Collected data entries
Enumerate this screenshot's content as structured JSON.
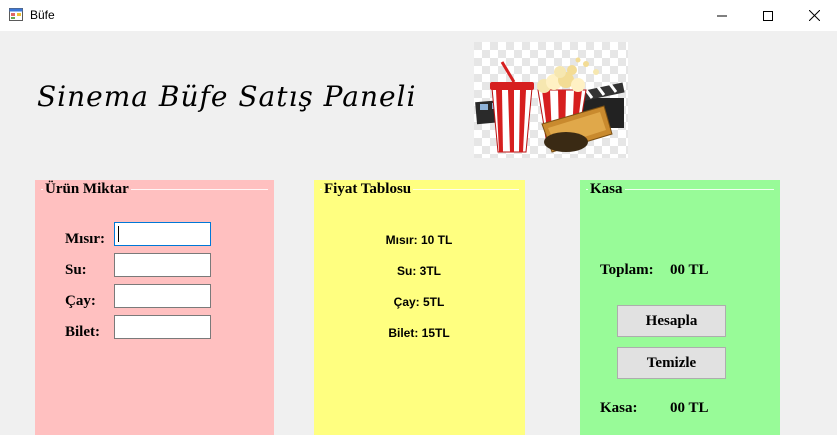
{
  "window": {
    "title": "Büfe"
  },
  "heading": "Sinema Büfe Satış Paneli",
  "urun_miktar": {
    "title": "Ürün Miktar",
    "fields": [
      {
        "label": "Mısır:",
        "value": ""
      },
      {
        "label": "Su:",
        "value": ""
      },
      {
        "label": "Çay:",
        "value": ""
      },
      {
        "label": "Bilet:",
        "value": ""
      }
    ]
  },
  "fiyat_tablosu": {
    "title": "Fiyat Tablosu",
    "items": [
      "Mısır: 10 TL",
      "Su: 3TL",
      "Çay: 5TL",
      "Bilet: 15TL"
    ]
  },
  "kasa": {
    "title": "Kasa",
    "toplam_label": "Toplam:",
    "toplam_value": "00 TL",
    "hesapla_button": "Hesapla",
    "temizle_button": "Temizle",
    "kasa_label": "Kasa:",
    "kasa_value": "00 TL"
  },
  "colors": {
    "urun_bg": "#ffc0c0",
    "fiyat_bg": "#ffff80",
    "kasa_bg": "#98fb98"
  }
}
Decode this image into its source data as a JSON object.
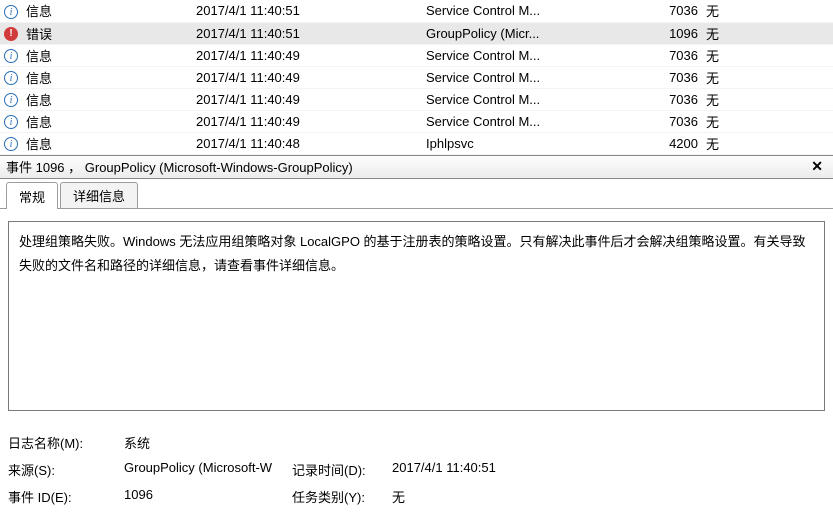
{
  "rows": [
    {
      "level": "信息",
      "icon": "info",
      "time": "2017/4/1 11:40:51",
      "source": "Service Control M...",
      "id": "7036",
      "cat": "无",
      "selected": false
    },
    {
      "level": "错误",
      "icon": "error",
      "time": "2017/4/1 11:40:51",
      "source": "GroupPolicy (Micr...",
      "id": "1096",
      "cat": "无",
      "selected": true
    },
    {
      "level": "信息",
      "icon": "info",
      "time": "2017/4/1 11:40:49",
      "source": "Service Control M...",
      "id": "7036",
      "cat": "无",
      "selected": false
    },
    {
      "level": "信息",
      "icon": "info",
      "time": "2017/4/1 11:40:49",
      "source": "Service Control M...",
      "id": "7036",
      "cat": "无",
      "selected": false
    },
    {
      "level": "信息",
      "icon": "info",
      "time": "2017/4/1 11:40:49",
      "source": "Service Control M...",
      "id": "7036",
      "cat": "无",
      "selected": false
    },
    {
      "level": "信息",
      "icon": "info",
      "time": "2017/4/1 11:40:49",
      "source": "Service Control M...",
      "id": "7036",
      "cat": "无",
      "selected": false
    },
    {
      "level": "信息",
      "icon": "info",
      "time": "2017/4/1 11:40:48",
      "source": "Iphlpsvc",
      "id": "4200",
      "cat": "无",
      "selected": false
    }
  ],
  "detail": {
    "title": "事件 1096 ， GroupPolicy (Microsoft-Windows-GroupPolicy)",
    "tabs": {
      "general": "常规",
      "details": "详细信息"
    },
    "description": "处理组策略失败。Windows 无法应用组策略对象 LocalGPO 的基于注册表的策略设置。只有解决此事件后才会解决组策略设置。有关导致失败的文件名和路径的详细信息，请查看事件详细信息。",
    "props": {
      "logname_label": "日志名称(M):",
      "logname_value": "系统",
      "source_label": "来源(S):",
      "source_value": "GroupPolicy (Microsoft-W",
      "logged_label": "记录时间(D):",
      "logged_value": "2017/4/1 11:40:51",
      "eventid_label": "事件 ID(E):",
      "eventid_value": "1096",
      "taskcat_label": "任务类别(Y):",
      "taskcat_value": "无"
    }
  }
}
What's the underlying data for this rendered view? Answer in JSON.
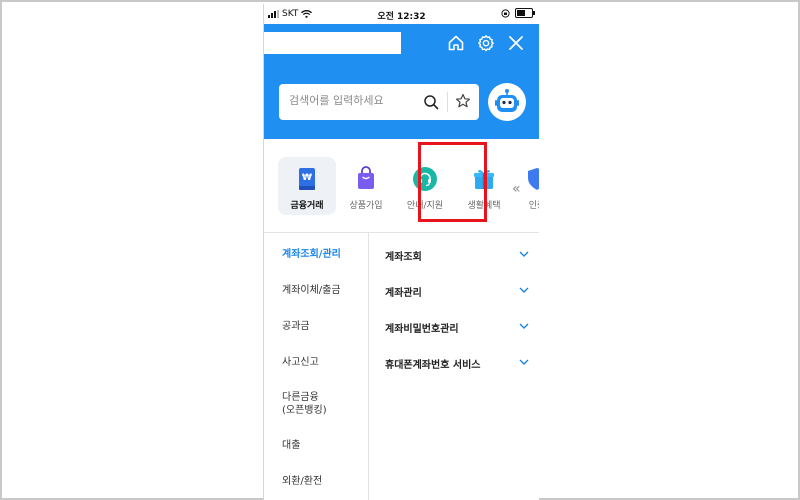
{
  "status_bar": {
    "carrier": "SKT",
    "time": "오전 12:32"
  },
  "header": {
    "icons": [
      "home-icon",
      "gear-icon",
      "close-icon"
    ],
    "search_placeholder": "검색어를 입력하세요",
    "search_icon": "search-icon",
    "favorite_icon": "star-icon",
    "chatbot_icon": "robot-icon",
    "accent_color": "#1f8ff2"
  },
  "categories": [
    {
      "label": "금융거래",
      "icon": "banking-doc-icon",
      "active": true
    },
    {
      "label": "상품가입",
      "icon": "shopping-bag-icon",
      "active": false
    },
    {
      "label": "안내/지원",
      "icon": "headset-icon",
      "active": false,
      "highlighted": true
    },
    {
      "label": "생활혜택",
      "icon": "gift-icon",
      "active": false
    },
    {
      "label": "인증",
      "icon": "shield-icon",
      "active": false
    }
  ],
  "left_menu": [
    {
      "label": "계좌조회/관리",
      "selected": true
    },
    {
      "label": "계좌이체/출금",
      "selected": false
    },
    {
      "label": "공과금",
      "selected": false
    },
    {
      "label": "사고신고",
      "selected": false
    },
    {
      "label": "다른금융\n(오픈뱅킹)",
      "selected": false
    },
    {
      "label": "대출",
      "selected": false
    },
    {
      "label": "외환/환전",
      "selected": false
    }
  ],
  "right_menu": [
    {
      "label": "계좌조회"
    },
    {
      "label": "계좌관리"
    },
    {
      "label": "계좌비밀번호관리"
    },
    {
      "label": "휴대폰계좌번호 서비스"
    }
  ],
  "colors": {
    "highlight_border": "#e8131b",
    "selected_text": "#1f86e8"
  }
}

▶ **Goal of the exercise**
Reproduce each line of the records exactly, and omit every picture.

▶ **Result for this exercise**
Enumerate this screenshot's content as structured JSON.
{
  "window": {
    "title": "Büfe"
  },
  "heading": "Sinema Büfe Satış Paneli",
  "urun_miktar": {
    "title": "Ürün Miktar",
    "fields": [
      {
        "label": "Mısır:",
        "value": ""
      },
      {
        "label": "Su:",
        "value": ""
      },
      {
        "label": "Çay:",
        "value": ""
      },
      {
        "label": "Bilet:",
        "value": ""
      }
    ]
  },
  "fiyat_tablosu": {
    "title": "Fiyat Tablosu",
    "items": [
      "Mısır: 10 TL",
      "Su: 3TL",
      "Çay: 5TL",
      "Bilet: 15TL"
    ]
  },
  "kasa": {
    "title": "Kasa",
    "toplam_label": "Toplam:",
    "toplam_value": "00 TL",
    "hesapla_button": "Hesapla",
    "temizle_button": "Temizle",
    "kasa_label": "Kasa:",
    "kasa_value": "00 TL"
  },
  "colors": {
    "urun_bg": "#ffc0c0",
    "fiyat_bg": "#ffff80",
    "kasa_bg": "#98fb98"
  }
}
Decode this image into its source data as a JSON object.
{
  "rows": [
    {
      "level": "信息",
      "icon": "info",
      "time": "2017/4/1 11:40:51",
      "source": "Service Control M...",
      "id": "7036",
      "cat": "无",
      "selected": false
    },
    {
      "level": "错误",
      "icon": "error",
      "time": "2017/4/1 11:40:51",
      "source": "GroupPolicy (Micr...",
      "id": "1096",
      "cat": "无",
      "selected": true
    },
    {
      "level": "信息",
      "icon": "info",
      "time": "2017/4/1 11:40:49",
      "source": "Service Control M...",
      "id": "7036",
      "cat": "无",
      "selected": false
    },
    {
      "level": "信息",
      "icon": "info",
      "time": "2017/4/1 11:40:49",
      "source": "Service Control M...",
      "id": "7036",
      "cat": "无",
      "selected": false
    },
    {
      "level": "信息",
      "icon": "info",
      "time": "2017/4/1 11:40:49",
      "source": "Service Control M...",
      "id": "7036",
      "cat": "无",
      "selected": false
    },
    {
      "level": "信息",
      "icon": "info",
      "time": "2017/4/1 11:40:49",
      "source": "Service Control M...",
      "id": "7036",
      "cat": "无",
      "selected": false
    },
    {
      "level": "信息",
      "icon": "info",
      "time": "2017/4/1 11:40:48",
      "source": "Iphlpsvc",
      "id": "4200",
      "cat": "无",
      "selected": false
    }
  ],
  "detail": {
    "title": "事件 1096 ， GroupPolicy (Microsoft-Windows-GroupPolicy)",
    "tabs": {
      "general": "常规",
      "details": "详细信息"
    },
    "description": "处理组策略失败。Windows 无法应用组策略对象 LocalGPO 的基于注册表的策略设置。只有解决此事件后才会解决组策略设置。有关导致失败的文件名和路径的详细信息，请查看事件详细信息。",
    "props": {
      "logname_label": "日志名称(M):",
      "logname_value": "系统",
      "source_label": "来源(S):",
      "source_value": "GroupPolicy (Microsoft-W",
      "logged_label": "记录时间(D):",
      "logged_value": "2017/4/1 11:40:51",
      "eventid_label": "事件 ID(E):",
      "eventid_value": "1096",
      "taskcat_label": "任务类别(Y):",
      "taskcat_value": "无"
    }
  }
}
What's the underlying data for this rendered view? Answer in JSON.
{
  "status_bar": {
    "carrier": "SKT",
    "time": "오전 12:32"
  },
  "header": {
    "icons": [
      "home-icon",
      "gear-icon",
      "close-icon"
    ],
    "search_placeholder": "검색어를 입력하세요",
    "search_icon": "search-icon",
    "favorite_icon": "star-icon",
    "chatbot_icon": "robot-icon",
    "accent_color": "#1f8ff2"
  },
  "categories": [
    {
      "label": "금융거래",
      "icon": "banking-doc-icon",
      "active": true
    },
    {
      "label": "상품가입",
      "icon": "shopping-bag-icon",
      "active": false
    },
    {
      "label": "안내/지원",
      "icon": "headset-icon",
      "active": false,
      "highlighted": true
    },
    {
      "label": "생활혜택",
      "icon": "gift-icon",
      "active": false
    },
    {
      "label": "인증",
      "icon": "shield-icon",
      "active": false
    }
  ],
  "left_menu": [
    {
      "label": "계좌조회/관리",
      "selected": true
    },
    {
      "label": "계좌이체/출금",
      "selected": false
    },
    {
      "label": "공과금",
      "selected": false
    },
    {
      "label": "사고신고",
      "selected": false
    },
    {
      "label": "다른금융\n(오픈뱅킹)",
      "selected": false
    },
    {
      "label": "대출",
      "selected": false
    },
    {
      "label": "외환/환전",
      "selected": false
    }
  ],
  "right_menu": [
    {
      "label": "계좌조회"
    },
    {
      "label": "계좌관리"
    },
    {
      "label": "계좌비밀번호관리"
    },
    {
      "label": "휴대폰계좌번호 서비스"
    }
  ],
  "colors": {
    "highlight_border": "#e8131b",
    "selected_text": "#1f86e8"
  }
}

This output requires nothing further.